#### [Task directions]
Give a verbatim copy of the lines below, minus the pictures.

[Start Stored records]

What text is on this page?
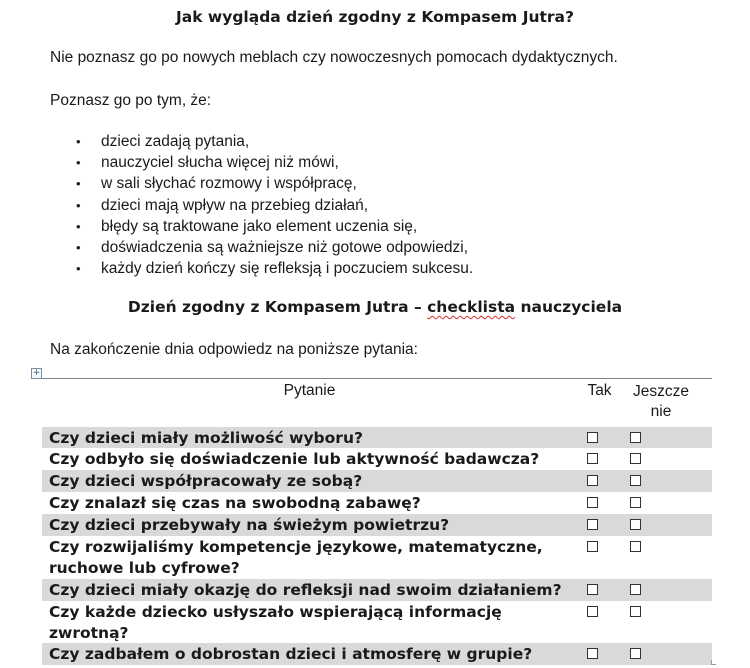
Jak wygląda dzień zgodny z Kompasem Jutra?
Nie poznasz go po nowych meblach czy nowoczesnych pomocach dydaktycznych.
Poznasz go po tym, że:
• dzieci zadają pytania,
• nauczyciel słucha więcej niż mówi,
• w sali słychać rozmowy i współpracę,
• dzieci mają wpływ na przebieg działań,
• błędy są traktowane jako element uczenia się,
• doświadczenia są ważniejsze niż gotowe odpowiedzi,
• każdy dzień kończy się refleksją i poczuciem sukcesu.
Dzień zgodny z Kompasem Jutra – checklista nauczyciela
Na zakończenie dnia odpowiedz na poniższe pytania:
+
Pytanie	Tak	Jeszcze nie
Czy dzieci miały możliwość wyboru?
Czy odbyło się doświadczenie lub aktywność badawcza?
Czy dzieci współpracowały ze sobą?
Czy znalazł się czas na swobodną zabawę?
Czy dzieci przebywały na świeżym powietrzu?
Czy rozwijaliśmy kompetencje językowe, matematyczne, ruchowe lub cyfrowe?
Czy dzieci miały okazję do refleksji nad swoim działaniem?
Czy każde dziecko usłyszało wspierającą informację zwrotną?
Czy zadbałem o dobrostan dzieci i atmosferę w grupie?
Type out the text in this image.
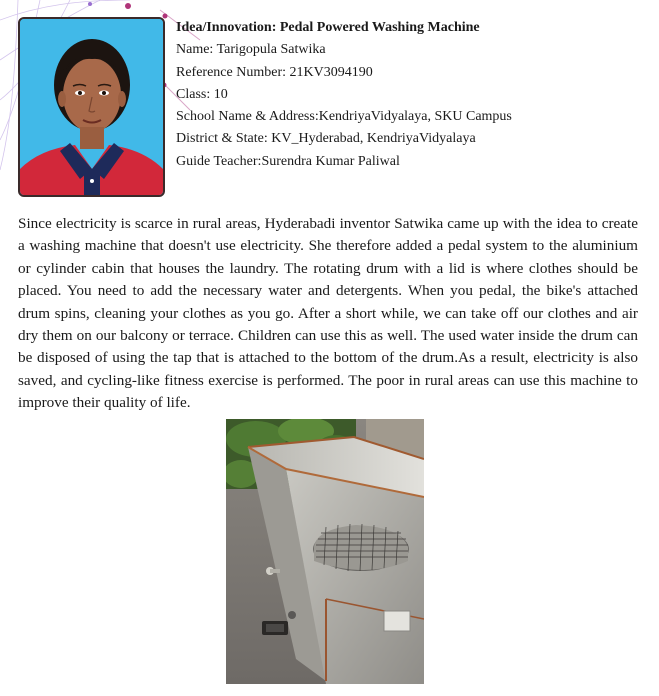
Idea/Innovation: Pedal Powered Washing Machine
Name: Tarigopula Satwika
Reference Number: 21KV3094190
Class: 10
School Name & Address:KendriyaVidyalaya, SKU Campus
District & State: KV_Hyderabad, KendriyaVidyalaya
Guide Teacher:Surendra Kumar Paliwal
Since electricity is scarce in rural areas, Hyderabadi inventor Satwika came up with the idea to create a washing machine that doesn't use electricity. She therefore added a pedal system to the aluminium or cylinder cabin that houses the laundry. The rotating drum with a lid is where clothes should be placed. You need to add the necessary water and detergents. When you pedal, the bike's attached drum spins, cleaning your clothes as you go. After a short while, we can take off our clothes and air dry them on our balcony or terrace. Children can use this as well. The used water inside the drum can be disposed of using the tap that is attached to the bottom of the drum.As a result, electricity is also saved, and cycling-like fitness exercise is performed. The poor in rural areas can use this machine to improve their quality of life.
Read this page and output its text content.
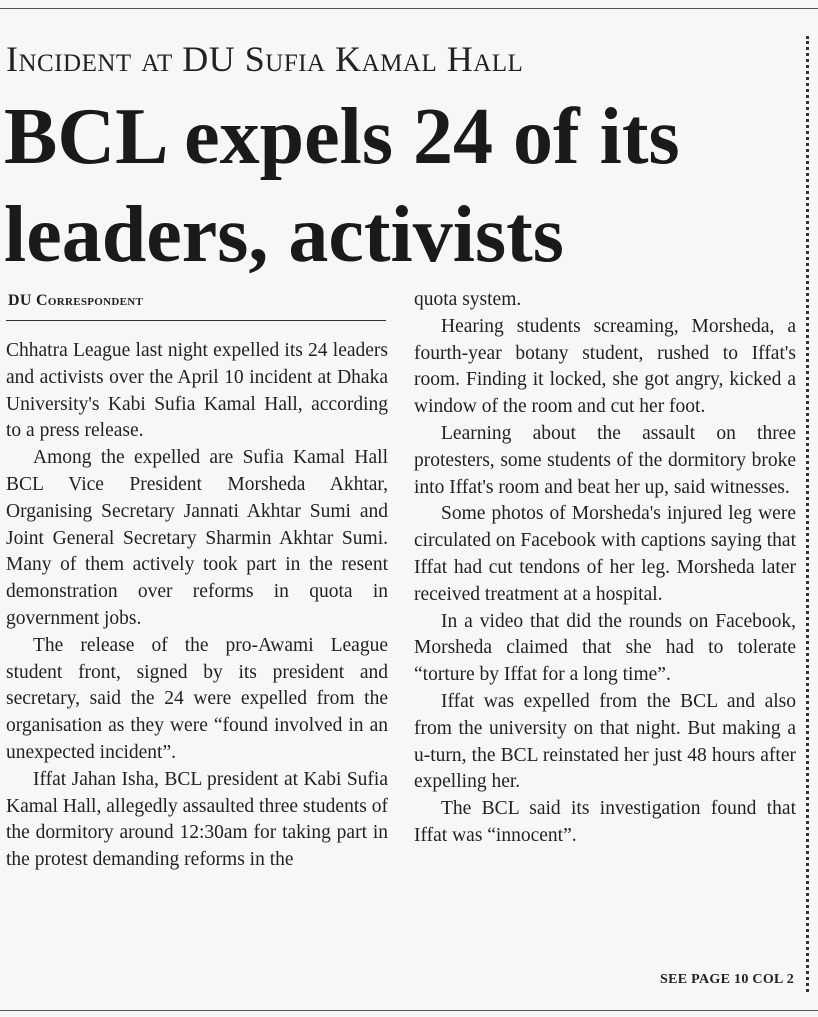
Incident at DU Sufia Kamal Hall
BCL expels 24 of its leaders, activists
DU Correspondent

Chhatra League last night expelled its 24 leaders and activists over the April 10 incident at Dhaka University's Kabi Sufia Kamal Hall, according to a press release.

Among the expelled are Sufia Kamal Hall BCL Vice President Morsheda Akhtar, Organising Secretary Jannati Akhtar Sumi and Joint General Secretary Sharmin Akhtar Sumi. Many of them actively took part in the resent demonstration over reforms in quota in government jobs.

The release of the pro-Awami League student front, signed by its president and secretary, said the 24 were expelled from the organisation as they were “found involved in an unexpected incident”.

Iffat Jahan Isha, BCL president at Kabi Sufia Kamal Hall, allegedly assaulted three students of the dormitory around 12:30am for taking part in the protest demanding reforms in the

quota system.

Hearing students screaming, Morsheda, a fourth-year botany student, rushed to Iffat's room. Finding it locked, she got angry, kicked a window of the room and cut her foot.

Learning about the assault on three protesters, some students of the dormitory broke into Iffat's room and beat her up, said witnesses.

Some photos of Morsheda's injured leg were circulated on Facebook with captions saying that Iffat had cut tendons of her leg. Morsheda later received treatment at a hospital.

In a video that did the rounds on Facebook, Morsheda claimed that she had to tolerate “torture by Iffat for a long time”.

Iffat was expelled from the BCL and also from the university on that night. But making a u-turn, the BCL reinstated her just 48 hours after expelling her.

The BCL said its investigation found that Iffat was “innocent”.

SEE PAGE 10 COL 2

[End Stored records]

#### [Correct response]
What text is on this page?
Jak wygląda dzień zgodny z Kompasem Jutra?
Nie poznasz go po nowych meblach czy nowoczesnych pomocach dydaktycznych.
Poznasz go po tym, że:
• dzieci zadają pytania,
• nauczyciel słucha więcej niż mówi,
• w sali słychać rozmowy i współpracę,
• dzieci mają wpływ na przebieg działań,
• błędy są traktowane jako element uczenia się,
• doświadczenia są ważniejsze niż gotowe odpowiedzi,
• każdy dzień kończy się refleksją i poczuciem sukcesu.
Dzień zgodny z Kompasem Jutra – checklista nauczyciela
Na zakończenie dnia odpowiedz na poniższe pytania:
+
Pytanie	Tak	Jeszcze nie
Czy dzieci miały możliwość wyboru?
Czy odbyło się doświadczenie lub aktywność badawcza?
Czy dzieci współpracowały ze sobą?
Czy znalazł się czas na swobodną zabawę?
Czy dzieci przebywały na świeżym powietrzu?
Czy rozwijaliśmy kompetencje językowe, matematyczne, ruchowe lub cyfrowe?
Czy dzieci miały okazję do refleksji nad swoim działaniem?
Czy każde dziecko usłyszało wspierającą informację zwrotną?
Czy zadbałem o dobrostan dzieci i atmosferę w grupie?
Type out the text in this image.
Idea/Innovation: Pedal Powered Washing Machine
Name: Tarigopula Satwika
Reference Number: 21KV3094190
Class: 10
School Name & Address:KendriyaVidyalaya, SKU Campus
District & State: KV_Hyderabad, KendriyaVidyalaya
Guide Teacher:Surendra Kumar Paliwal
Since electricity is scarce in rural areas, Hyderabadi inventor Satwika came up with the idea to create a washing machine that doesn't use electricity. She therefore added a pedal system to the aluminium or cylinder cabin that houses the laundry. The rotating drum with a lid is where clothes should be placed. You need to add the necessary water and detergents. When you pedal, the bike's attached drum spins, cleaning your clothes as you go. After a short while, we can take off our clothes and air dry them on our balcony or terrace. Children can use this as well. The used water inside the drum can be disposed of using the tap that is attached to the bottom of the drum.As a result, electricity is also saved, and cycling-like fitness exercise is performed. The poor in rural areas can use this machine to improve their quality of life.
Read this page and output its text content.
Incident at DU Sufia Kamal Hall
BCL expels 24 of its leaders, activists
DU Correspondent

Chhatra League last night expelled its 24 leaders and activists over the April 10 incident at Dhaka University's Kabi Sufia Kamal Hall, according to a press release.

Among the expelled are Sufia Kamal Hall BCL Vice President Morsheda Akhtar, Organising Secretary Jannati Akhtar Sumi and Joint General Secretary Sharmin Akhtar Sumi. Many of them actively took part in the resent demonstration over reforms in quota in government jobs.

The release of the pro-Awami League student front, signed by its president and secretary, said the 24 were expelled from the organisation as they were “found involved in an unexpected incident”.

Iffat Jahan Isha, BCL president at Kabi Sufia Kamal Hall, allegedly assaulted three students of the dormitory around 12:30am for taking part in the protest demanding reforms in the

quota system.

Hearing students screaming, Morsheda, a fourth-year botany student, rushed to Iffat's room. Finding it locked, she got angry, kicked a window of the room and cut her foot.

Learning about the assault on three protesters, some students of the dormitory broke into Iffat's room and beat her up, said witnesses.

Some photos of Morsheda's injured leg were circulated on Facebook with captions saying that Iffat had cut tendons of her leg. Morsheda later received treatment at a hospital.

In a video that did the rounds on Facebook, Morsheda claimed that she had to tolerate “torture by Iffat for a long time”.

Iffat was expelled from the BCL and also from the university on that night. But making a u-turn, the BCL reinstated her just 48 hours after expelling her.

The BCL said its investigation found that Iffat was “innocent”.

SEE PAGE 10 COL 2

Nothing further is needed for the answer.